* _Material shown_
===

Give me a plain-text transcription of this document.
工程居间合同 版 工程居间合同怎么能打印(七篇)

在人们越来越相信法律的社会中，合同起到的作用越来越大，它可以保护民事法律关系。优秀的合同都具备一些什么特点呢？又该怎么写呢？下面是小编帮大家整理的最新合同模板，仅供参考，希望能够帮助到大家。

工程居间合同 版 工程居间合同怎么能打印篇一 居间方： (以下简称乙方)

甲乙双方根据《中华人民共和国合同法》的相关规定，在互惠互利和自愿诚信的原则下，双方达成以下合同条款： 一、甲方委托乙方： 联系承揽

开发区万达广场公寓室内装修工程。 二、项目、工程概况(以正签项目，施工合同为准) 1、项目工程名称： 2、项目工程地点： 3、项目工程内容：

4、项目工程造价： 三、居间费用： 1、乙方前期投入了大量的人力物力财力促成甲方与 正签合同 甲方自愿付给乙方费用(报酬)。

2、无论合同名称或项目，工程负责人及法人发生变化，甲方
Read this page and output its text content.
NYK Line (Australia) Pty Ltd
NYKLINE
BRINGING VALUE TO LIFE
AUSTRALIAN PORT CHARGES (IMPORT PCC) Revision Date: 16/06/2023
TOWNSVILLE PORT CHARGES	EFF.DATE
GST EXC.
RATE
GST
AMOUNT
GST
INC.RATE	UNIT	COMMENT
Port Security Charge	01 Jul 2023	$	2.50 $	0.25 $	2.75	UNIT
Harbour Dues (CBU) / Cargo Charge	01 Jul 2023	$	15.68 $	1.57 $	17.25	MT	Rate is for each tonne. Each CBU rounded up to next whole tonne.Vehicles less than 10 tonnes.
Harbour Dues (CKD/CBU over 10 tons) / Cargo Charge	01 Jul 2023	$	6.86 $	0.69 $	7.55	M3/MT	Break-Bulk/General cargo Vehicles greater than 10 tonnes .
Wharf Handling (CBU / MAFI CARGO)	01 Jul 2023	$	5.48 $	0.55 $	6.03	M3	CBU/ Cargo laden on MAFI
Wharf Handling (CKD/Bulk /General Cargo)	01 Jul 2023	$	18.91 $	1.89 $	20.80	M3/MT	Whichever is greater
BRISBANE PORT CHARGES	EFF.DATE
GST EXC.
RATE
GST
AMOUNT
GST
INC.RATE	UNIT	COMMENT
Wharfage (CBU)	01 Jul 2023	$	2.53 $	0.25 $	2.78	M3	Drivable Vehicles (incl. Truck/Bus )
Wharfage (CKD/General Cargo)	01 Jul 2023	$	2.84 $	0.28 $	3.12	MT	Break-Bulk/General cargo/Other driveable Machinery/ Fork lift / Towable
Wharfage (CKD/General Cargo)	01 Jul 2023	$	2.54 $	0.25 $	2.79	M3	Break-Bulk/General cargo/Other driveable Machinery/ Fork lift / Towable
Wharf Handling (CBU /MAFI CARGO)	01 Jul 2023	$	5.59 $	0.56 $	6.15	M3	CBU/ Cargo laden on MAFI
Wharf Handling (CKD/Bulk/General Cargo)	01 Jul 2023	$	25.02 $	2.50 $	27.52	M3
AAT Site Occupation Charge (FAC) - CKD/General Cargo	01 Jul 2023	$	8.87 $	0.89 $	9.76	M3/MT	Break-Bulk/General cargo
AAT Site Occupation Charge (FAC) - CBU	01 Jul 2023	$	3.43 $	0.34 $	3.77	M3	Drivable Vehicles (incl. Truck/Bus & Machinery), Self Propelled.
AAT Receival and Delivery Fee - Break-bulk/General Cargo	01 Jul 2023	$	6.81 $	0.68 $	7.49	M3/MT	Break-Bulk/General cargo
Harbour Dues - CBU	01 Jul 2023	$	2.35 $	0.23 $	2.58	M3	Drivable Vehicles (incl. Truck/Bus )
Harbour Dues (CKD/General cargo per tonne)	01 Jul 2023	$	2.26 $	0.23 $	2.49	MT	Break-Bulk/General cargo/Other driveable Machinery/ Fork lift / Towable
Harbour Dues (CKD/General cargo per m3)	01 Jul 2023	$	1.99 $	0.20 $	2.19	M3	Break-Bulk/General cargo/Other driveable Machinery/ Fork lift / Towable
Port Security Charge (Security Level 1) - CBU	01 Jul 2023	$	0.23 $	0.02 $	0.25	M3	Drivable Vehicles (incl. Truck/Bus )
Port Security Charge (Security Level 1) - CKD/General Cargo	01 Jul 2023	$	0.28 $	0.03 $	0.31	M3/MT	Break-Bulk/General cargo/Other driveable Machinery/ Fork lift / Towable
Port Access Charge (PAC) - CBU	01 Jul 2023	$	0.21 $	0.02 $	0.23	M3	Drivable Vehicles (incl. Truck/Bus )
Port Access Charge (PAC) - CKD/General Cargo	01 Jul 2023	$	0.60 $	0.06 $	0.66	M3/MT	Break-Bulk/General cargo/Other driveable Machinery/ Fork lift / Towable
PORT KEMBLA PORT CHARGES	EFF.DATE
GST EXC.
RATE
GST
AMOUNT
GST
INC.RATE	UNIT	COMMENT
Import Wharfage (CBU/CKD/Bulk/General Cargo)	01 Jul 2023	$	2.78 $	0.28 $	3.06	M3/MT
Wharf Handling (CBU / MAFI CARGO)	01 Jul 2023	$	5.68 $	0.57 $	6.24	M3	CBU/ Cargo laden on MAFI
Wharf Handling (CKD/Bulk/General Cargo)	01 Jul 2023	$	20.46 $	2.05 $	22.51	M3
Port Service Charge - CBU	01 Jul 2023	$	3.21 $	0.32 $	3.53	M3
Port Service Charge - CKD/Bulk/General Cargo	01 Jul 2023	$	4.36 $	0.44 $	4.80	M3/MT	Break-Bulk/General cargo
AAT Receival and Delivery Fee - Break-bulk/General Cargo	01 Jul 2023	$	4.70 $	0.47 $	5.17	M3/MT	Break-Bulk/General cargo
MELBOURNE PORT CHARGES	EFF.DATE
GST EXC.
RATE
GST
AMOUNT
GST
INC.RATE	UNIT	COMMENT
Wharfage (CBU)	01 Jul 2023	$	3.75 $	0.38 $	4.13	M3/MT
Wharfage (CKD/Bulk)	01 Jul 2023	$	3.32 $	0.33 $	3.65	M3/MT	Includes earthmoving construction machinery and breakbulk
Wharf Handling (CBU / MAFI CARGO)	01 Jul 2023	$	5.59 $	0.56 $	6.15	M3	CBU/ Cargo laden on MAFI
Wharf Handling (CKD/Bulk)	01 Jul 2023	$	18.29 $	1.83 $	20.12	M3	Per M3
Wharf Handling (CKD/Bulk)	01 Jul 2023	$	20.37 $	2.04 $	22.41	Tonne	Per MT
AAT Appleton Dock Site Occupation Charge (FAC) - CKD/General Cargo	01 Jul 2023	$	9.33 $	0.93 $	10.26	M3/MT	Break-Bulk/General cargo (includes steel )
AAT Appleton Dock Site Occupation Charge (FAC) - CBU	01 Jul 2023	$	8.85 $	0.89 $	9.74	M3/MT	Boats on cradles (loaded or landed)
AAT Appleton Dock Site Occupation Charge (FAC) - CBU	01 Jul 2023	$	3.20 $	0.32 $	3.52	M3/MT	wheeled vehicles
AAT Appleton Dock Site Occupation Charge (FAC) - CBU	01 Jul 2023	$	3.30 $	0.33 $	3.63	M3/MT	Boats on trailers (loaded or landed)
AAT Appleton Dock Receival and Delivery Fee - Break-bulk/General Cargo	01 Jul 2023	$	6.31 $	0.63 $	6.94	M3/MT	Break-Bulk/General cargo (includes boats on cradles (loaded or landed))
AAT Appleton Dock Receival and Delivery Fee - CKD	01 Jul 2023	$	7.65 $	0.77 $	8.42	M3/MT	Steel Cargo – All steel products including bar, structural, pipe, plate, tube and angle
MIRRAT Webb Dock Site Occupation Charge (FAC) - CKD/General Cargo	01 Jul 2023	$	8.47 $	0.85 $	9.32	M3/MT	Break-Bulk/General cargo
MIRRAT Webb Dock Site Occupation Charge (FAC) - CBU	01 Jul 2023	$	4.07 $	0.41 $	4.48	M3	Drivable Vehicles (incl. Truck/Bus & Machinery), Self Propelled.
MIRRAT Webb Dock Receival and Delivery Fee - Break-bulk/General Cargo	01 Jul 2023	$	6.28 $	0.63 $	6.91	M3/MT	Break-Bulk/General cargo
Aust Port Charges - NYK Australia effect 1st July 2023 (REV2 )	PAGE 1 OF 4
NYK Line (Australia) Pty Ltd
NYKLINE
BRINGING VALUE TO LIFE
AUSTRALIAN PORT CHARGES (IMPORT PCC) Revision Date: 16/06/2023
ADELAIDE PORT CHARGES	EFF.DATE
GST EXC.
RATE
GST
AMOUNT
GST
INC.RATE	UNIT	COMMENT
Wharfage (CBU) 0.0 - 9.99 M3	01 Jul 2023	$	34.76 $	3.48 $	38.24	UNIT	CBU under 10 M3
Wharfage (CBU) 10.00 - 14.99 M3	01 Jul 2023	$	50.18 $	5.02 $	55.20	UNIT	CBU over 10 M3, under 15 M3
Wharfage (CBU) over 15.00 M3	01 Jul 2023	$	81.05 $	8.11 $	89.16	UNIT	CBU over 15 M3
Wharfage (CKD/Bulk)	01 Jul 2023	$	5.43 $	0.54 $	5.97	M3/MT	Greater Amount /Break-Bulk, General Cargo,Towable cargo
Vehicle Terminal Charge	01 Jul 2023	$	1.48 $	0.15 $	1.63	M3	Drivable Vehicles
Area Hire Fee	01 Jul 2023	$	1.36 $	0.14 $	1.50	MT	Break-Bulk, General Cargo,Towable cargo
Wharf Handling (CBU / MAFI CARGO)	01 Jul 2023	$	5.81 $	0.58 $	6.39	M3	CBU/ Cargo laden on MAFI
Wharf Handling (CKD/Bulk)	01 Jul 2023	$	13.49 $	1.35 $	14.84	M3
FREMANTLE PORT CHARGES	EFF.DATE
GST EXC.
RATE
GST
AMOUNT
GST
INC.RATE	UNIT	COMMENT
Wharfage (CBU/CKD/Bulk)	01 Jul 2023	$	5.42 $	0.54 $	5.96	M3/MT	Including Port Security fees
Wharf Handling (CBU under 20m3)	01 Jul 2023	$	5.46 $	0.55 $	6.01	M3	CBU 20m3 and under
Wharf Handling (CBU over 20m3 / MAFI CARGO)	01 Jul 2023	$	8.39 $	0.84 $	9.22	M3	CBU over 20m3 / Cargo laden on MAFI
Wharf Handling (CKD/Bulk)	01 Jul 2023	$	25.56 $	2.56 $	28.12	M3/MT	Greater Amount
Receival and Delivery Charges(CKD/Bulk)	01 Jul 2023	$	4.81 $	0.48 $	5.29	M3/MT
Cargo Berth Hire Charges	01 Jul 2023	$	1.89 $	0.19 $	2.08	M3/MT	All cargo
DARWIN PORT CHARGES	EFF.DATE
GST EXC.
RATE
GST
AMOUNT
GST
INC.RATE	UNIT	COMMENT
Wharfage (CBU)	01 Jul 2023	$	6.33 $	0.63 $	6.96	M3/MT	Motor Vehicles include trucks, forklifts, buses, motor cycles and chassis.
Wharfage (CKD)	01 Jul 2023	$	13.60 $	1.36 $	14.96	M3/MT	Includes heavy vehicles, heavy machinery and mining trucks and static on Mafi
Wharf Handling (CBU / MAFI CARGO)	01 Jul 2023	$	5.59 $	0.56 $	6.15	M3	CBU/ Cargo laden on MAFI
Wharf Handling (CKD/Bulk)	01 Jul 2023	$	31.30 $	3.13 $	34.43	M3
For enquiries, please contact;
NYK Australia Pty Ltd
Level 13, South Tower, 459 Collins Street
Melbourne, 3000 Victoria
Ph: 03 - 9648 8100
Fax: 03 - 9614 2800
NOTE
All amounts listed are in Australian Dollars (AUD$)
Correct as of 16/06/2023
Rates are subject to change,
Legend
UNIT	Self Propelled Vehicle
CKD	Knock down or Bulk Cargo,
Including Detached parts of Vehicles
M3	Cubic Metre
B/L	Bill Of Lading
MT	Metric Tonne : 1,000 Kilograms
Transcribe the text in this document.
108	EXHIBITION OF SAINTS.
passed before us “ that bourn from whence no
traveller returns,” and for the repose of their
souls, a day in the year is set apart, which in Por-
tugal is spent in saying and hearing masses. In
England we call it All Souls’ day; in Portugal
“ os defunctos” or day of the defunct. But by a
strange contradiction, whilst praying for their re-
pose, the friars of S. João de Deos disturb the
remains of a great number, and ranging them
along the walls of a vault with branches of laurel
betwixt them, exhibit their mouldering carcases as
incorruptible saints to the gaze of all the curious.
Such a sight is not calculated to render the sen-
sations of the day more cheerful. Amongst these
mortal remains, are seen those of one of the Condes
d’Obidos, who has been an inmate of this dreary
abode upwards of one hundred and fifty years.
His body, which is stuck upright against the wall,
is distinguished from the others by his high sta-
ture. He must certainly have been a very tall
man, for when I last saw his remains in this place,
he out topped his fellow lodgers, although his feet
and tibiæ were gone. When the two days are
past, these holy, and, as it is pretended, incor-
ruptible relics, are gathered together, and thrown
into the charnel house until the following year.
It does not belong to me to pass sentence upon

===

* _Directions_
Scan the material above. Return every line containing the string "remains".

* _Answer to the exercise_
remains of a great number, and ranging them
mortal remains, are seen those of one of the Condes
man, for when I last saw his remains in this place,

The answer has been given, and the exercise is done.